Prompt:
Extract the complete listing and output it unchanged.

Figure dataset records
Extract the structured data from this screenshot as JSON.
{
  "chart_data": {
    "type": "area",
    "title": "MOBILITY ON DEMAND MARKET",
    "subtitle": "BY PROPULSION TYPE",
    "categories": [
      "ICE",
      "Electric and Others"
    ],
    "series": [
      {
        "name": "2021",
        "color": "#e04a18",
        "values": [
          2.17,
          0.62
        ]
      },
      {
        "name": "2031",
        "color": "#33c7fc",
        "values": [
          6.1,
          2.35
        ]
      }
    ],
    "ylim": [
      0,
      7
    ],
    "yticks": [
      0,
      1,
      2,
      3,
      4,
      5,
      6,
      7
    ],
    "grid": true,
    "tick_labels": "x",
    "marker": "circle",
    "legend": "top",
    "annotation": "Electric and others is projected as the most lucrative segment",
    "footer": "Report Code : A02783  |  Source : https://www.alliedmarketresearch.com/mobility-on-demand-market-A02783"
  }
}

Response for this exercise:
Extract the structured data from this screenshot as JSON.
{
  "chart_data": {
    "type": "area",
    "title": "MOBILITY ON DEMAND MARKET",
    "subtitle": "BY PROPULSION TYPE",
    "categories": [
      "ICE",
      "Electric and Others"
    ],
    "series": [
      {
        "name": "2021",
        "color": "#e04a18",
        "values": [
          2.17,
          0.62
        ]
      },
      {
        "name": "2031",
        "color": "#33c7fc",
        "values": [
          6.1,
          2.35
        ]
      }
    ],
    "ylim": [
      0,
      7
    ],
    "yticks": [
      0,
      1,
      2,
      3,
      4,
      5,
      6,
      7
    ],
    "grid": true,
    "tick_labels": "x",
    "marker": "circle",
    "legend": "top",
    "annotation": "Electric and others is projected as the most lucrative segment",
    "footer": "Report Code : A02783  |  Source : https://www.alliedmarketresearch.com/mobility-on-demand-market-A02783"
  }
}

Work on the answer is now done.